PROBLEM REQUIREMENTS: Write out the entries below again with every "x-icon" replaced by "cross-icon" and nothing else altered. Leave the pictures out of your answer.
+++ SUPPLIED DATA
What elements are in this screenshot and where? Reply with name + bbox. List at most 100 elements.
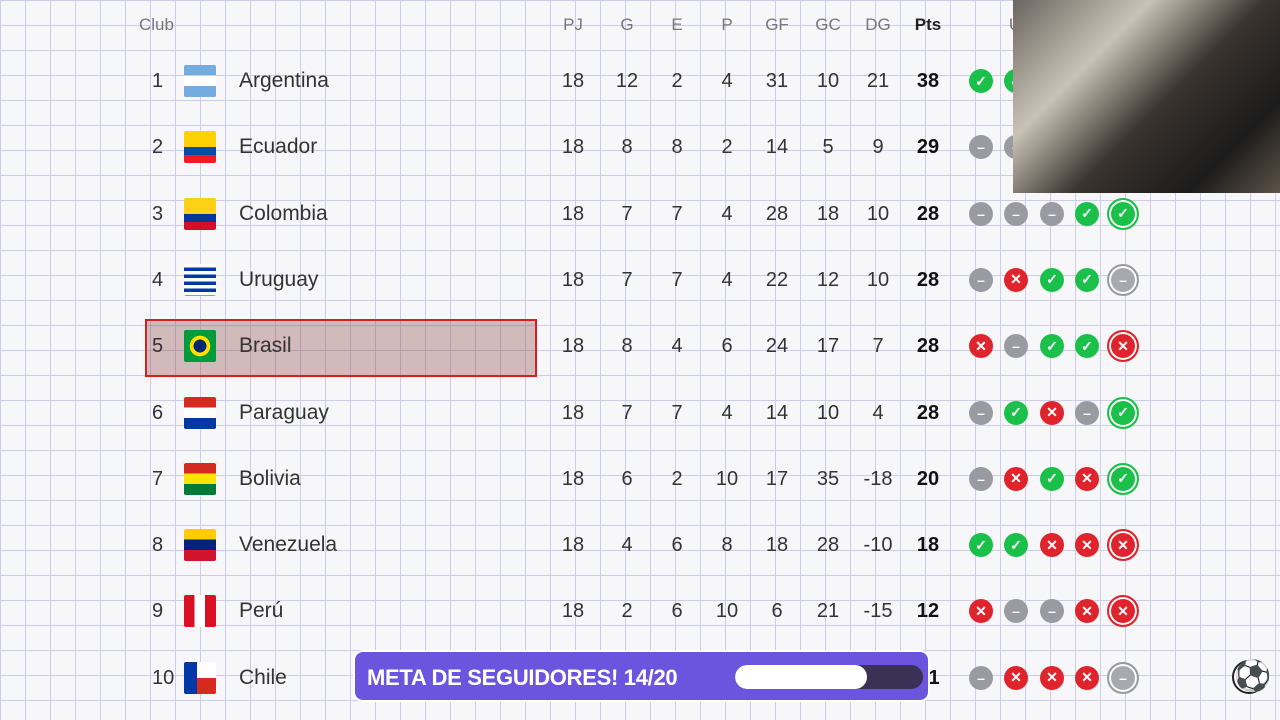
- x-icon: ✕: [1040, 533, 1064, 558]
- position: 1: [152, 70, 164, 92]
- x-icon: ✕: [1107, 529, 1139, 562]
- check-icon: ✓: [1040, 334, 1064, 359]
- minus-icon: –: [1107, 661, 1139, 694]
- cell-pj: 18: [561, 600, 585, 623]
- club-name: Venezuela: [239, 533, 338, 557]
- header-g: G: [620, 15, 634, 34]
- cell-e: 8: [671, 136, 683, 159]
- goal-progress-fill: [735, 665, 867, 689]
- goal-progress-bar: [735, 665, 923, 689]
- flag-icon: [184, 529, 216, 562]
- x-icon: ✕: [1107, 595, 1139, 628]
- cell-dg: -10: [863, 534, 893, 557]
- club-name: Colombia: [239, 201, 328, 225]
- cell-g: 2: [621, 600, 633, 623]
- cell-pj: 18: [561, 534, 585, 557]
- x-icon: ✕: [969, 334, 993, 359]
- minus-icon: –: [1040, 201, 1064, 226]
- cell-pts: 1: [928, 666, 940, 689]
- cell-gc: 12: [816, 268, 840, 291]
- cell-pts: 18: [916, 534, 940, 557]
- flag-icon: [184, 396, 216, 429]
- check-icon: ✓: [1107, 197, 1139, 230]
- webcam-overlay: [1013, 0, 1280, 193]
- cell-g: 8: [621, 335, 633, 358]
- cell-pts: 12: [916, 600, 940, 623]
- cell-g: 7: [621, 268, 633, 291]
- x-icon: ✕: [969, 599, 993, 624]
- table-row: 3 Colombia 18 7 7 4 28 18 10 28– – – ✓ ✓: [0, 181, 1280, 247]
- cell-gc: 5: [822, 136, 834, 159]
- minus-icon: –: [969, 267, 993, 292]
- cell-g: 7: [621, 202, 633, 225]
- cell-pj: 18: [561, 401, 585, 424]
- cell-gf: 22: [765, 268, 789, 291]
- cell-dg: -18: [863, 467, 893, 490]
- position: 3: [152, 202, 164, 225]
- flag-icon: [184, 330, 216, 363]
- table-row: 6 Paraguay 18 7 7 4 14 10 4 28– ✓ ✕ – ✓: [0, 380, 1280, 446]
- cell-dg: 10: [866, 268, 890, 291]
- club-name: Argentina: [239, 69, 329, 92]
- club-name: Perú: [239, 599, 284, 623]
- check-icon: ✓: [1040, 466, 1064, 491]
- header-pts: Pts: [914, 15, 942, 34]
- club-name: Ecuador: [239, 135, 318, 159]
- cell-pts: 28: [916, 268, 940, 291]
- cell-e: 6: [671, 600, 683, 623]
- flag-icon: [184, 65, 216, 97]
- cell-gf: 28: [765, 202, 789, 225]
- club-name: Bolivia: [239, 466, 301, 490]
- header-gf: GF: [765, 15, 789, 34]
- cell-dg: 9: [872, 136, 884, 159]
- check-icon: ✓: [969, 533, 993, 558]
- cell-gf: 6: [771, 600, 783, 623]
- header-gc: GC: [815, 15, 841, 34]
- cell-pts: 29: [916, 136, 940, 159]
- x-icon: ✕: [1004, 466, 1028, 491]
- position: 9: [152, 600, 164, 623]
- table-row: 10 Chile 1– ✕ ✕ ✕ –: [0, 645, 1280, 711]
- cell-pj: 18: [561, 467, 585, 490]
- cell-gc: 10: [816, 70, 840, 92]
- header-dg: DG: [865, 15, 891, 34]
- cell-p: 4: [721, 202, 733, 225]
- minus-icon: –: [1004, 201, 1028, 226]
- cell-gc: 35: [816, 467, 840, 490]
- minus-icon: –: [969, 466, 993, 491]
- cell-g: 12: [615, 70, 639, 92]
- x-icon: ✕: [1075, 665, 1099, 690]
- cell-p: 4: [721, 401, 733, 424]
- check-icon: ✓: [1075, 334, 1099, 359]
- cell-gf: 14: [765, 136, 789, 159]
- cell-e: 7: [671, 268, 683, 291]
- minus-icon: –: [969, 135, 993, 160]
- cell-gf: 18: [765, 534, 789, 557]
- x-icon: ✕: [1040, 400, 1064, 425]
- flag-icon: [184, 661, 216, 694]
- minus-icon: –: [969, 201, 993, 226]
- header-p: P: [721, 15, 733, 34]
- cell-dg: 21: [866, 70, 890, 92]
- club-name: Chile: [239, 665, 287, 689]
- flag-icon: [184, 197, 216, 230]
- position: 8: [152, 534, 164, 557]
- cell-p: 8: [721, 534, 733, 557]
- cell-pts: 20: [916, 467, 940, 490]
- position: 6: [152, 401, 164, 424]
- flag-icon: [184, 263, 216, 296]
- cell-gf: 17: [765, 467, 789, 490]
- check-icon: ✓: [1075, 201, 1099, 226]
- position: 2: [152, 136, 164, 159]
- follower-goal-banner: META DE SEGUIDORES! 14/20: [353, 650, 930, 702]
- cell-dg: 10: [866, 202, 890, 225]
- check-icon: ✓: [969, 69, 993, 93]
- position: 4: [152, 268, 164, 291]
- check-icon: ✓: [1004, 400, 1028, 425]
- check-icon: ✓: [1040, 267, 1064, 292]
- cell-dg: 4: [872, 401, 884, 424]
- cell-e: 7: [671, 202, 683, 225]
- cell-p: 4: [721, 268, 733, 291]
- cell-pts: 28: [916, 202, 940, 225]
++++++
REPLY TO THE EXERCISE:
What elements are in this screenshot and where? Reply with name + bbox. List at most 100 elements.
- cross-icon: ✕: [1040, 533, 1064, 558]
- position: 1: [152, 70, 164, 92]
- cross-icon: ✕: [1107, 529, 1139, 562]
- check-icon: ✓: [1040, 334, 1064, 359]
- minus-icon: –: [1107, 661, 1139, 694]
- cell-pj: 18: [561, 600, 585, 623]
- club-name: Venezuela: [239, 533, 338, 557]
- header-g: G: [620, 15, 634, 34]
- cell-e: 8: [671, 136, 683, 159]
- goal-progress-fill: [735, 665, 867, 689]
- goal-progress-bar: [735, 665, 923, 689]
- flag-icon: [184, 529, 216, 562]
- cross-icon: ✕: [1107, 595, 1139, 628]
- cell-dg: -10: [863, 534, 893, 557]
- club-name: Colombia: [239, 201, 328, 225]
- cell-g: 2: [621, 600, 633, 623]
- cell-pj: 18: [561, 534, 585, 557]
- cross-icon: ✕: [969, 334, 993, 359]
- minus-icon: –: [1040, 201, 1064, 226]
- cell-pts: 1: [928, 666, 940, 689]
- cell-gc: 12: [816, 268, 840, 291]
- cell-pts: 18: [916, 534, 940, 557]
- flag-icon: [184, 396, 216, 429]
- check-icon: ✓: [1107, 197, 1139, 230]
- webcam-overlay: [1013, 0, 1280, 193]
- cell-g: 8: [621, 335, 633, 358]
- cell-pts: 12: [916, 600, 940, 623]
- cell-g: 7: [621, 268, 633, 291]
- cross-icon: ✕: [969, 599, 993, 624]
- table-row: 3 Colombia 18 7 7 4 28 18 10 28– – – ✓ ✓: [0, 181, 1280, 247]
- cell-gc: 5: [822, 136, 834, 159]
- minus-icon: –: [969, 267, 993, 292]
- cell-g: 7: [621, 202, 633, 225]
- cell-pj: 18: [561, 401, 585, 424]
- cell-gf: 22: [765, 268, 789, 291]
- cell-dg: -18: [863, 467, 893, 490]
- position: 3: [152, 202, 164, 225]
- flag-icon: [184, 330, 216, 363]
- table-row: 6 Paraguay 18 7 7 4 14 10 4 28– ✓ ✕ – ✓: [0, 380, 1280, 446]
- cell-dg: 10: [866, 268, 890, 291]
- club-name: Argentina: [239, 69, 329, 92]
- club-name: Perú: [239, 599, 284, 623]
- check-icon: ✓: [1040, 466, 1064, 491]
- header-pts: Pts: [914, 15, 942, 34]
- club-name: Ecuador: [239, 135, 318, 159]
- cell-pts: 28: [916, 268, 940, 291]
- cell-e: 6: [671, 600, 683, 623]
- flag-icon: [184, 65, 216, 97]
- cell-gf: 28: [765, 202, 789, 225]
- club-name: Bolivia: [239, 466, 301, 490]
- header-gf: GF: [765, 15, 789, 34]
- cell-dg: 9: [872, 136, 884, 159]
- check-icon: ✓: [969, 533, 993, 558]
- cell-gf: 6: [771, 600, 783, 623]
- header-gc: GC: [815, 15, 841, 34]
- cell-pts: 29: [916, 136, 940, 159]
- cross-icon: ✕: [1004, 466, 1028, 491]
- position: 9: [152, 600, 164, 623]
- table-row: 10 Chile 1– ✕ ✕ ✕ –: [0, 645, 1280, 711]
- cell-pj: 18: [561, 467, 585, 490]
- cell-gc: 10: [816, 70, 840, 92]
- header-dg: DG: [865, 15, 891, 34]
- cell-p: 4: [721, 202, 733, 225]
- minus-icon: –: [1004, 201, 1028, 226]
- cell-gc: 35: [816, 467, 840, 490]
- minus-icon: –: [969, 466, 993, 491]
- cell-g: 12: [615, 70, 639, 92]
- cross-icon: ✕: [1075, 665, 1099, 690]
- cell-p: 4: [721, 401, 733, 424]
- check-icon: ✓: [1075, 334, 1099, 359]
- cell-gf: 14: [765, 136, 789, 159]
- cell-e: 7: [671, 268, 683, 291]
- minus-icon: –: [969, 135, 993, 160]
- cell-gf: 18: [765, 534, 789, 557]
- cross-icon: ✕: [1040, 400, 1064, 425]
- flag-icon: [184, 661, 216, 694]
- minus-icon: –: [969, 201, 993, 226]
- header-p: P: [721, 15, 733, 34]
- cell-dg: 21: [866, 70, 890, 92]
- club-name: Chile: [239, 665, 287, 689]
- flag-icon: [184, 197, 216, 230]
- position: 8: [152, 534, 164, 557]
- cell-p: 8: [721, 534, 733, 557]
- cell-pts: 20: [916, 467, 940, 490]
- position: 6: [152, 401, 164, 424]
- flag-icon: [184, 263, 216, 296]
- cell-gf: 17: [765, 467, 789, 490]
- check-icon: ✓: [1075, 201, 1099, 226]
- position: 2: [152, 136, 164, 159]
- follower-goal-banner: META DE SEGUIDORES! 14/20: [353, 650, 930, 702]
- cell-dg: 10: [866, 202, 890, 225]
- check-icon: ✓: [969, 69, 993, 93]
- position: 4: [152, 268, 164, 291]
- check-icon: ✓: [1004, 400, 1028, 425]
- check-icon: ✓: [1040, 267, 1064, 292]
- cell-dg: 4: [872, 401, 884, 424]
- cell-e: 7: [671, 202, 683, 225]
- cell-p: 4: [721, 268, 733, 291]
- cell-pts: 28: [916, 202, 940, 225]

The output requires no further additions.